## MATERIAL PROVIDED
********

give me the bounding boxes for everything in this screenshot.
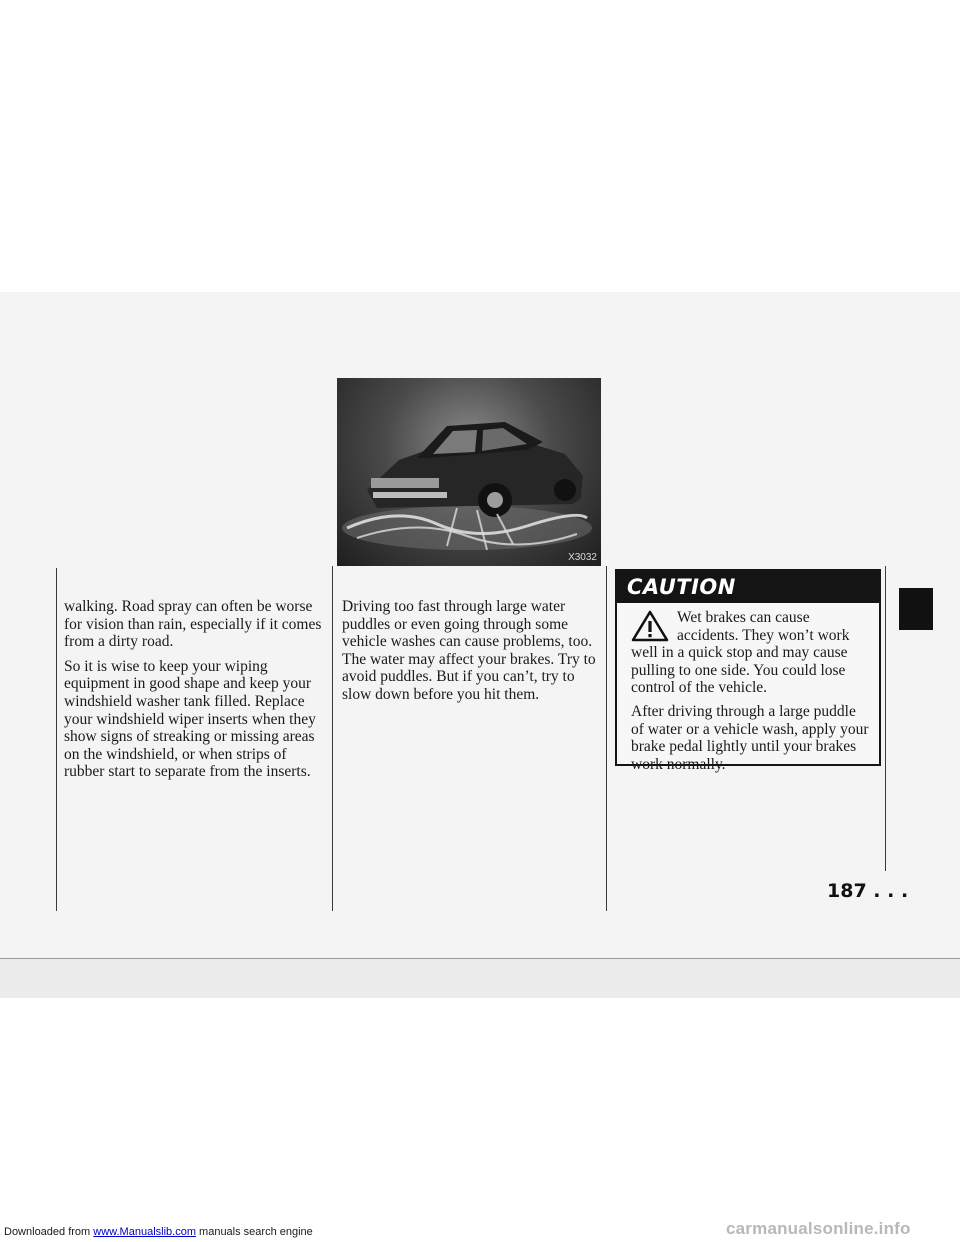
caution-paragraph: Wet brakes can cause accidents. They won’t work well in a quick stop and may cause pulling to one side. You could lose control of the vehicle.: [631, 609, 850, 697]
manualslib-link[interactable]: www.Manualslib.com: [93, 1226, 196, 1238]
watermark: carmanualsonline.info: [726, 1219, 911, 1238]
paragraph: Driving too fast through large water puddles or even going through some vehicle washes can cause problems, too. The water may affect your brakes. Try to avoid puddles. But if you can’t, try to slow down before you hit them.: [342, 598, 596, 703]
paragraph: So it is wise to keep your wiping equipment in good shape and keep your windshield washer tank filled. Replace your windshield wiper inserts when they show signs of streaking or missing areas on the windshield, or when strips of rubber start to separate from the inserts.: [64, 657, 316, 781]
column-left: [64, 598, 326, 788]
footer-prefix: Downloaded from: [4, 1226, 94, 1238]
page-bottom-band: [0, 958, 960, 998]
caution-body: [617, 603, 879, 773]
warning-triangle-icon: [631, 609, 669, 643]
caution-box: [615, 569, 881, 773]
footer-suffix: manuals search engine: [195, 1226, 313, 1238]
download-footer: [4, 1226, 313, 1238]
section-tab-marker: [899, 588, 933, 630]
page-number: 187 . . .: [827, 880, 909, 902]
column-divider-far-right: [885, 566, 886, 871]
paragraph: walking. Road spray can often be worse for vision than rain, especially if it comes from a dirty road.: [64, 598, 322, 651]
photo-code: X3032: [568, 552, 597, 563]
column-divider-middle: [332, 566, 333, 911]
page-bottom-rule: [0, 958, 960, 959]
caution-paragraph: After driving through a large puddle of water or a vehicle wash, apply your brake pedal lightly until your brakes work normally.: [631, 702, 869, 773]
caution-title: CAUTION: [617, 571, 879, 603]
car-driving-through-puddle-illustration: [337, 378, 601, 566]
column-middle: [342, 598, 600, 711]
column-divider-right: [606, 566, 607, 911]
car-photo: [337, 378, 601, 566]
column-divider-left: [56, 568, 57, 911]
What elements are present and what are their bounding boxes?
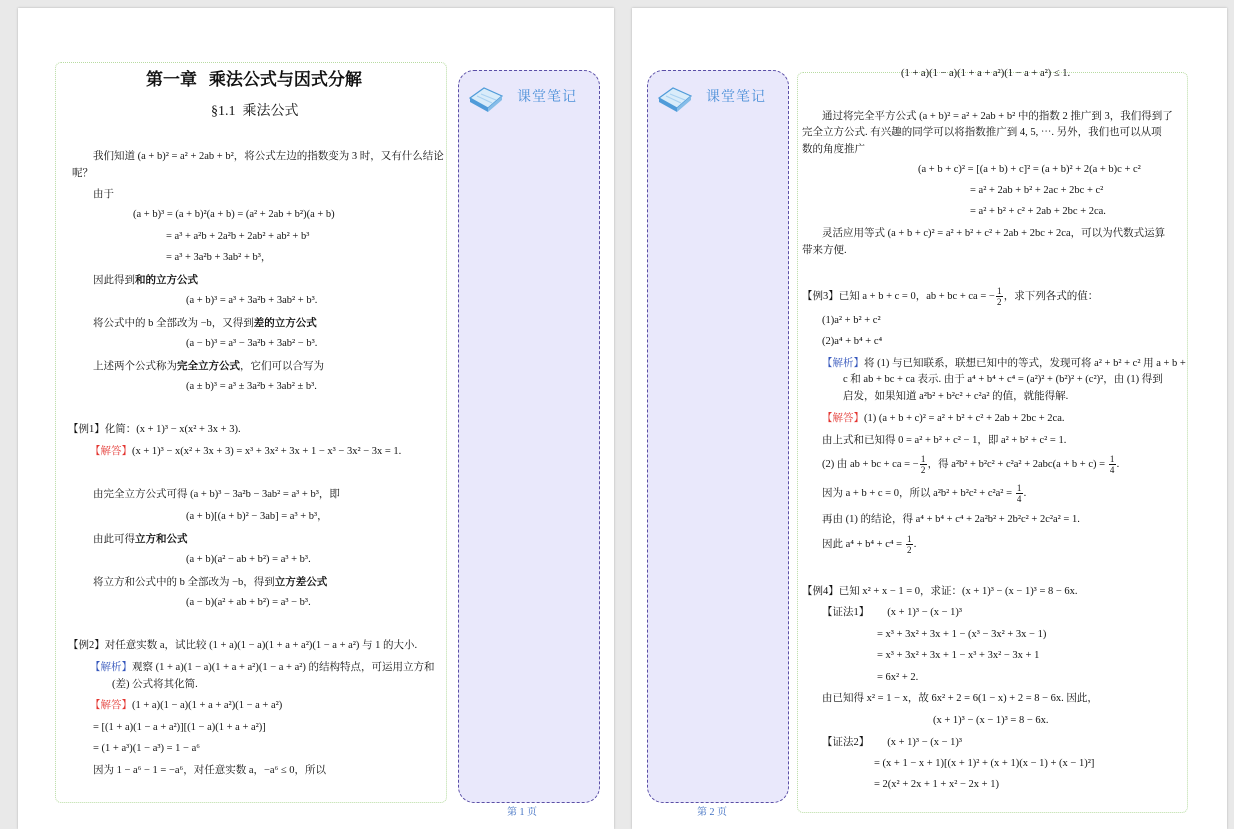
- analysis-text: 观察 (1 + a)(1 − a)(1 + a + a²)(1 − a + a²) 的结构特点，可运用立方和: [132, 662, 435, 673]
- key-term: 立方差公式: [274, 576, 328, 588]
- fraction: [1109, 454, 1116, 475]
- formula-line: (x + 1)³ − (x − 1)³ = 8 − 6x.: [933, 715, 1049, 726]
- example-1-heading: [68, 423, 241, 437]
- text-line: 由于: [93, 189, 114, 200]
- formula-line: (a − b)³ = a³ − 3a²b + 3ab² − b³.: [186, 338, 318, 349]
- key-term: 完全立方公式: [177, 360, 240, 372]
- key-term: 立方和公式: [135, 533, 188, 545]
- proof-2: [822, 736, 962, 750]
- answer-text: (1) (a + b + c)² = a² + b² + c² + 2ab + 2bc + 2ca.: [864, 413, 1065, 424]
- class-notes-panel: [458, 70, 600, 803]
- class-notes-panel: [647, 70, 789, 803]
- text-line: [93, 273, 198, 288]
- answer-text-line: 由上式和已知得 0 = a² + b² + c² − 1，即 a² + b² + c² = 1.: [822, 435, 1067, 446]
- fraction-denominator: 2: [920, 465, 926, 476]
- example-3-heading: [802, 286, 1098, 308]
- intro-paragraph-line: 呢？: [72, 168, 93, 179]
- example-text: 已知 a + b + c = 0，ab + bc + ca = −: [838, 291, 995, 302]
- page-number: 第 1 页: [507, 807, 537, 818]
- example-label: 【例4】: [802, 586, 839, 597]
- notes-title: 课堂笔记: [706, 89, 766, 105]
- analysis-text-line: 启发，如果知道 a²b² + b²c² + c²a² 的值，就能得解.: [843, 391, 1069, 402]
- text-segment: 因此 a⁴ + b⁴ + c⁴ =: [822, 539, 905, 550]
- fraction-numerator: 1: [1109, 454, 1115, 465]
- fraction-numerator: 1: [1016, 483, 1022, 494]
- formula-line: = 2(x² + 2x + 1 + x² − 2x + 1): [874, 779, 999, 790]
- page-1: [18, 8, 614, 829]
- formula-line: = x³ + 3x² + 3x + 1 − (x³ − 3x² + 3x − 1): [877, 629, 1047, 640]
- text-segment: ，它们可以合写为: [240, 361, 324, 372]
- section-title: §1.1 乘法公式: [211, 104, 299, 119]
- text-segment: .: [1116, 459, 1120, 470]
- text-line: 由完全立方公式可得 (a + b)³ − 3a²b − 3ab² = a³ + b³，即: [93, 489, 340, 500]
- formula-line: (a + b + c)² = [(a + b) + c]² = (a + b)² + 2(a + b)c + c²: [918, 164, 1141, 175]
- text-segment: 上述两个公式称为: [93, 361, 177, 372]
- formula-line: = a² + b² + c² + 2ab + 2bc + 2ca.: [970, 206, 1106, 217]
- example-1-answer: [90, 445, 401, 459]
- notes-title: 课堂笔记: [517, 89, 577, 105]
- proof-label: 【证法1】: [822, 607, 870, 618]
- text-segment: 由此可得: [93, 534, 135, 545]
- fraction: [920, 454, 927, 475]
- answer-text-line: 再由 (1) 的结论，得 a⁴ + b⁴ + c⁴ + 2a²b² + 2b²c² + 2c²a² = 1.: [822, 514, 1080, 525]
- example-text: 已知 x² + x − 1 = 0，求证：(x + 1)³ − (x − 1)³ = 8 − 6x.: [838, 586, 1078, 597]
- text-segment: .: [1023, 488, 1027, 499]
- example-4-heading: [802, 585, 1078, 599]
- analysis-label: 【解析】: [822, 358, 864, 369]
- formula-line: (a + b)³ = a³ + 3a²b + 3ab² + b³.: [186, 295, 318, 306]
- question-item: (1)a² + b² + c²: [822, 315, 881, 326]
- question-item: (2)a⁴ + b⁴ + c⁴: [822, 336, 883, 347]
- text-line: [93, 532, 188, 547]
- formula-line: = a³ + 3a²b + 3ab² + b³，: [166, 252, 272, 263]
- fraction: [996, 286, 1003, 307]
- answer-text-line: [822, 454, 1119, 476]
- answer-label: 【解答】: [90, 700, 132, 711]
- fraction: [906, 534, 913, 555]
- answer-text-line: [822, 483, 1026, 505]
- fraction-denominator: 2: [906, 545, 912, 556]
- formula-line: (a − b)(a² + ab + b²) = a³ − b³.: [186, 597, 311, 608]
- fraction-denominator: 4: [1016, 494, 1022, 505]
- text-line: 因为 1 − a⁶ − 1 = −a⁶，对任意实数 a，−a⁶ ≤ 0，所以: [93, 765, 326, 776]
- example-3-answer: [822, 412, 1064, 426]
- chapter-title: 第一章 乘法公式与因式分解: [146, 70, 362, 90]
- book-icon: [468, 84, 504, 114]
- book-icon: [657, 84, 693, 114]
- paragraph-line: 数的角度推广: [802, 144, 865, 155]
- formula-line: (a + b)³ = (a + b)²(a + b) = (a² + 2ab + b²)(a + b): [133, 209, 335, 220]
- answer-label: 【解答】: [822, 413, 864, 424]
- fraction-denominator: 2: [997, 297, 1002, 308]
- example-text: 对任意实数 a，试比较 (1 + a)(1 − a)(1 + a + a²)(1 − a + a²) 与 1 的大小.: [104, 640, 418, 651]
- text-segment: (2) 由 ab + bc + ca = −: [822, 459, 919, 470]
- page-number: 第 2 页: [697, 807, 727, 818]
- formula-line: (a + b)[(a + b)² − 3ab] = a³ + b³，: [186, 511, 328, 522]
- formula-line: = (1 + a³)(1 − a³) = 1 − a⁶: [93, 743, 200, 754]
- fraction: [1016, 483, 1023, 504]
- fraction-numerator: 1: [920, 454, 926, 465]
- proof-expression: (x + 1)³ − (x − 1)³: [887, 737, 963, 748]
- paragraph-line: 完全立方公式. 有兴趣的同学可以将指数推广到 4, 5, ⋯. 另外，我们也可以从项: [802, 127, 1162, 138]
- example-label: 【例2】: [68, 640, 105, 651]
- text-line: 由已知得 x² = 1 − x，故 6x² + 2 = 6(1 − x) + 2 = 8 − 6x. 因此，: [822, 693, 1098, 704]
- example-2-analysis: [90, 661, 435, 675]
- example-text: ，求下列各式的值：: [1003, 291, 1099, 302]
- intro-paragraph-line: 我们知道 (a + b)² = a² + 2ab + b²，将公式左边的指数变为 3 时，又有什么结论: [93, 151, 444, 162]
- text-segment: 因此得到: [93, 275, 135, 286]
- text-segment: .: [913, 539, 917, 550]
- example-label: 【例3】: [802, 291, 839, 302]
- formula-line: = a³ + a²b + 2a²b + 2ab² + ab² + b³: [166, 231, 310, 242]
- formula-line: = a² + 2ab + b² + 2ac + 2bc + c²: [970, 185, 1104, 196]
- formula-line: (a + b)(a² − ab + b²) = a³ + b³.: [186, 554, 311, 565]
- analysis-label: 【解析】: [90, 662, 132, 673]
- answer-text: (1 + a)(1 − a)(1 + a + a²)(1 − a + a²): [132, 700, 283, 711]
- analysis-text-line: c 和 ab + bc + ca 表示. 由于 a⁴ + b⁴ + c⁴ = (a²)² + (b²)² + (c²)²，由 (1) 得到: [843, 374, 1163, 385]
- paragraph-line: 带来方便.: [802, 245, 847, 256]
- formula-line: = x³ + 3x² + 3x + 1 − x³ + 3x² − 3x + 1: [877, 650, 1040, 661]
- answer-text: (x + 1)³ − x(x² + 3x + 3) = x³ + 3x² + 3x + 1 − x³ − 3x² − 3x = 1.: [132, 446, 402, 457]
- text-segment: 将立方和公式中的 b 全部改为 −b，得到: [93, 577, 275, 588]
- fraction-numerator: 1: [906, 534, 912, 545]
- example-text: 化简：(x + 1)³ − x(x² + 3x + 3).: [104, 424, 241, 435]
- answer-label: 【解答】: [90, 446, 132, 457]
- formula-line: = 6x² + 2.: [877, 672, 919, 683]
- fraction-numerator: 1: [997, 286, 1002, 297]
- proof-label: 【证法2】: [822, 737, 870, 748]
- proof-1: [822, 606, 962, 620]
- example-3-analysis: [822, 357, 1186, 371]
- key-term: 差的立方公式: [253, 317, 317, 329]
- paragraph-line: 灵活应用等式 (a + b + c)² = a² + b² + c² + 2ab + 2bc + 2ca，可以为代数式运算: [822, 228, 1166, 239]
- formula-line: = [(1 + a)(1 − a + a²)][(1 − a)(1 + a + a²)]: [93, 722, 266, 733]
- answer-text-line: [822, 534, 916, 556]
- example-label: 【例1】: [68, 424, 105, 435]
- text-line: [93, 575, 327, 590]
- proof-expression: (x + 1)³ − (x − 1)³: [887, 607, 963, 618]
- fraction-denominator: 4: [1109, 465, 1115, 476]
- example-2-heading: [68, 639, 417, 653]
- key-term: 和的立方公式: [135, 274, 198, 286]
- text-line: [93, 359, 324, 374]
- analysis-text-line: (差) 公式将其化简.: [112, 679, 198, 690]
- analysis-text: 将 (1) 与已知联系，联想已知中的等式，发现可将 a² + b² + c² 用 a + b +: [864, 358, 1186, 369]
- text-segment: 将公式中的 b 全部改为 −b，又得到: [93, 318, 254, 329]
- formula-line: (a ± b)³ = a³ ± 3a²b + 3ab² ± b³.: [186, 381, 317, 392]
- example-2-answer: [90, 699, 282, 713]
- formula-line: = (x + 1 − x + 1)[(x + 1)² + (x + 1)(x − 1) + (x − 1)²]: [874, 758, 1095, 769]
- formula-line: (1 + a)(1 − a)(1 + a + a²)(1 − a + a²) ≤ 1.: [901, 68, 1071, 79]
- text-line: [93, 316, 317, 331]
- paragraph-line: 通过将完全平方公式 (a + b)² = a² + 2ab + b² 中的指数 2 推广到 3，我们得到了: [822, 111, 1173, 122]
- page-2: [632, 8, 1227, 829]
- text-segment: ，得 a²b² + b²c² + c²a² + 2abc(a + b + c) =: [927, 459, 1108, 470]
- text-segment: 因为 a + b + c = 0，所以 a²b² + b²c² + c²a² =: [822, 488, 1015, 499]
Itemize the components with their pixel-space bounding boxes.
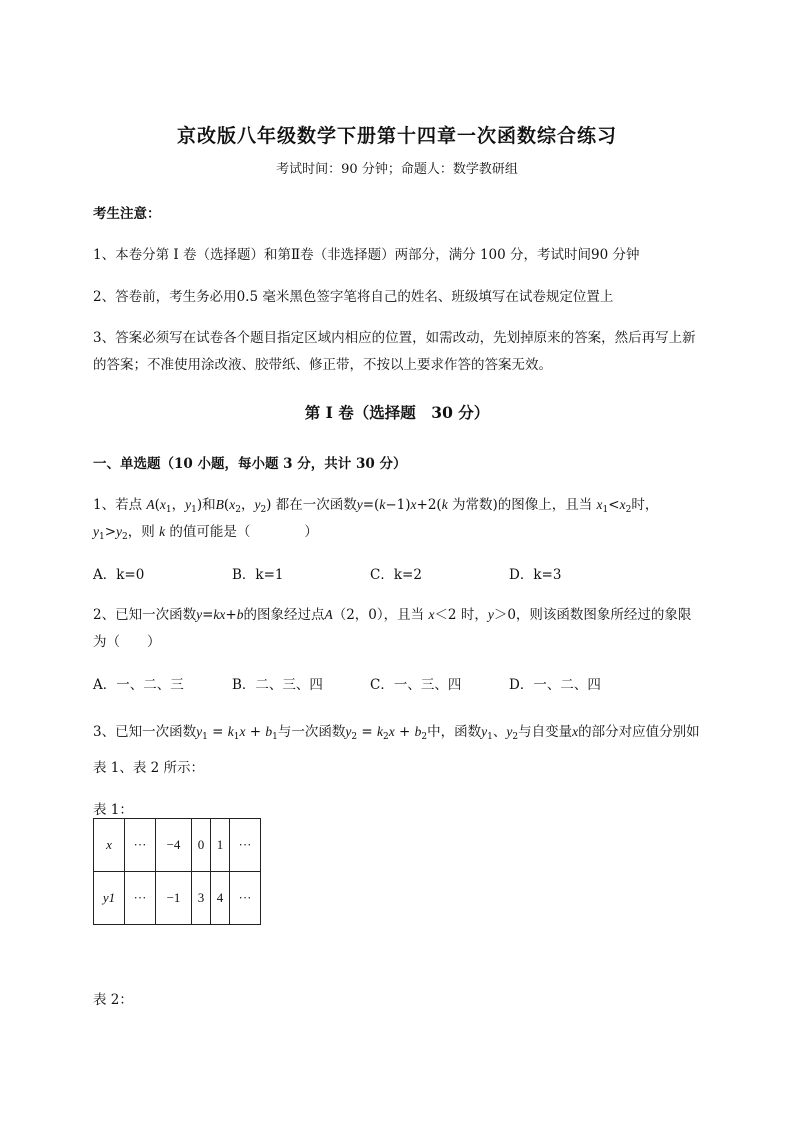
question-2-option-d: D．一、二、四 (509, 677, 601, 693)
notice-item-3-line-2: 的答案；不准使用涂改液、胶带纸、修正带，不按以上要求作答的答案无效。 (93, 357, 552, 373)
table-cell: −1 (156, 872, 192, 925)
question-3-line-1: 3、已知一次函数$y_1 = k_1x + b_1$与一次函数$y_2 = k_2x + b_2$中，函数$y_1$、$y_2$与自变量x的部分对应值分别如 (93, 724, 700, 742)
notice-item-2: 2、答卷前，考生务必用0.5 毫米黑色签字笔将自己的姓名、班级填写在试卷规定位置上 (93, 289, 614, 305)
table-cell: 0 (192, 819, 211, 872)
table-cell: 1 (211, 819, 230, 872)
table-cell: ··· (125, 819, 156, 872)
table-cell: ··· (125, 872, 156, 925)
table-row (94, 872, 261, 925)
question-1-option-d: D．k=3 (509, 567, 562, 583)
question-2-line-1: 2、已知一次函数y=kx+b的图象经过点A（2，0），且当 x＜2 时，y＞0，则该函数图象所经过的象限 (93, 607, 692, 623)
table-cell: ··· (230, 819, 261, 872)
question-1-option-b: B．k=1 (232, 567, 284, 583)
part-heading: 一、单选题（10 小题，每小题 3 分，共计 30 分） (93, 456, 407, 472)
table-row (94, 819, 261, 872)
notice-item-1: 1、本卷分第 I 卷（选择题）和第Ⅱ卷（非选择题）两部分，满分 100 分，考试时间90 分钟 (93, 247, 640, 263)
table-cell: 3 (192, 872, 211, 925)
table-1 (93, 818, 261, 925)
question-2-option-c: C．一、三、四 (370, 677, 462, 693)
exam-info: 考试时间：90 分钟；命题人：数学教研组 (276, 162, 518, 177)
question-2-option-b: B．二、三、四 (232, 677, 323, 693)
notice-item-3-line-1: 3、答案必须写在试卷各个题目指定区域内相应的位置，如需改动，先划掉原来的答案，然后再写上新 (93, 330, 696, 346)
question-2-line-2: 为（ ） (93, 634, 161, 650)
question-3-line-2: 表 1、表 2 所示： (93, 760, 205, 776)
notice-heading: 考生注意： (93, 206, 161, 222)
page-title: 京改版八年级数学下册第十四章一次函数综合练习 (176, 125, 617, 147)
table-cell: x (94, 819, 125, 872)
table-2-label: 表 2： (93, 992, 133, 1008)
section-title: 第 I 卷（选择题 30 分） (304, 403, 490, 422)
table-cell: −4 (156, 819, 192, 872)
question-2-option-a: A．一、二、三 (93, 677, 184, 693)
table-1-label: 表 1： (93, 802, 133, 818)
question-1-line-2: $y_1>y_2$，则 k 的值可能是（ ） (93, 524, 318, 542)
question-1-option-c: C．k=2 (370, 567, 422, 583)
question-1-line-1: 1、若点 $A(x_1$，$y_1$)和$B(x_2$，$y_2$) 都在一次函数y=(k−1)x+2(k 为常数)的图像上，且当 $x_1<x_2$时， (93, 497, 659, 515)
table-cell: y1 (94, 872, 125, 925)
question-1-option-a: A．k=0 (93, 567, 145, 583)
table-cell: 4 (211, 872, 230, 925)
table-cell: ··· (230, 872, 261, 925)
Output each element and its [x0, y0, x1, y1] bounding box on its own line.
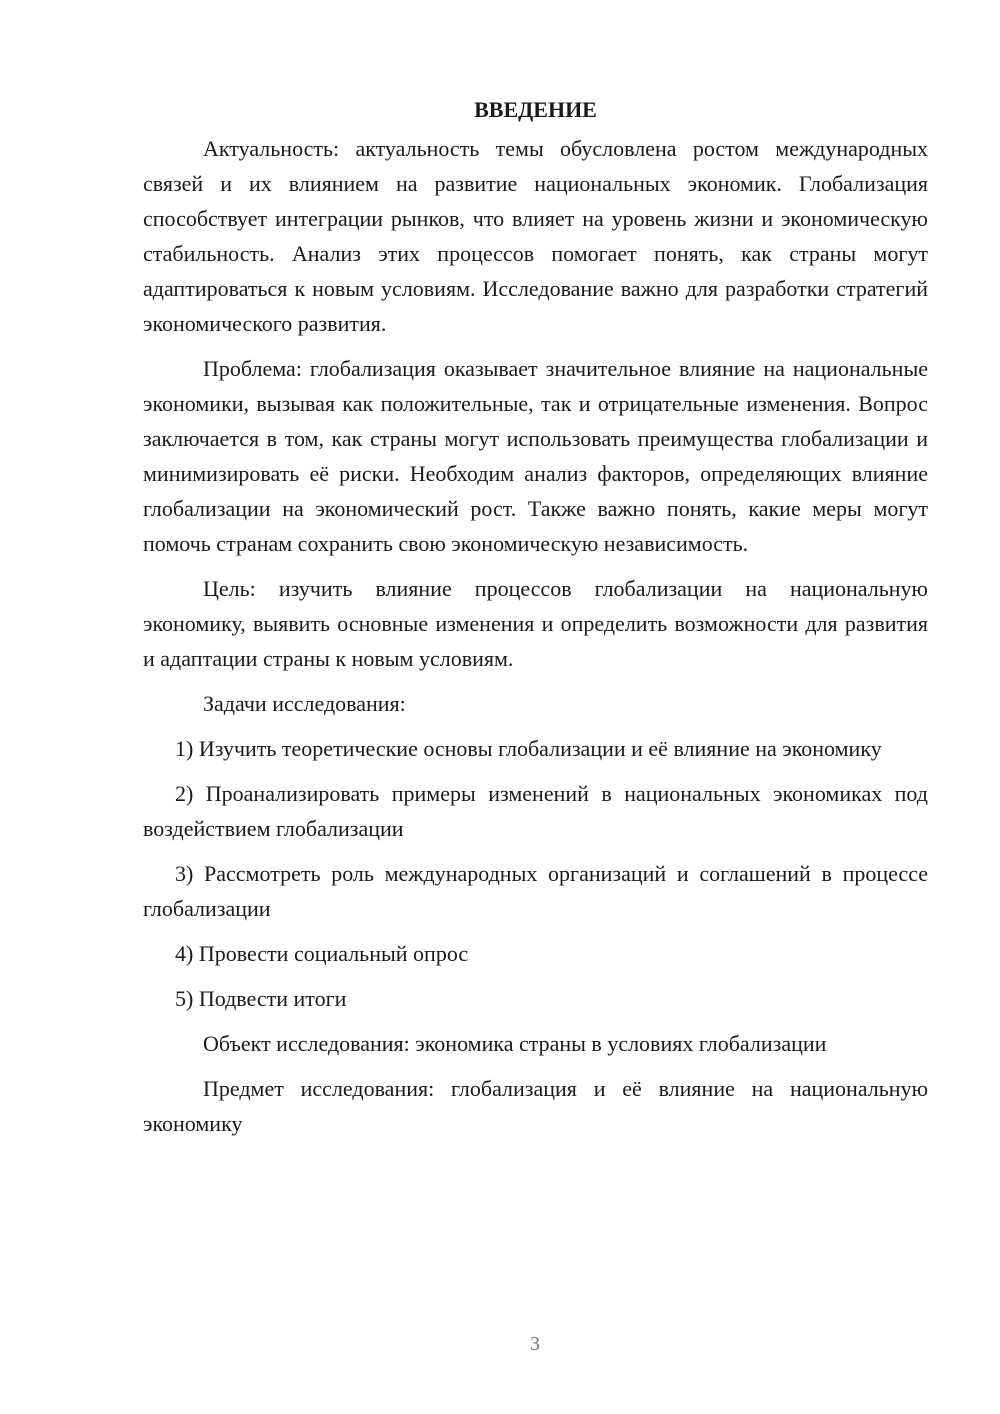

********

## WHAT IS ASKED
Quote verbatim the records running from the line containing "question-2-option-d: D．一、二、四 (509, 677, 601, 693)" up to and including the line containing "table-cell: −1 (156, 872, 192, 925)".

## FINAL RESULT
question-2-option-d: D．一、二、四 (509, 677, 601, 693)
notice-item-3-line-2: 的答案；不准使用涂改液、胶带纸、修正带，不按以上要求作答的答案无效。 (93, 357, 552, 373)
table-cell: −1 (156, 872, 192, 925)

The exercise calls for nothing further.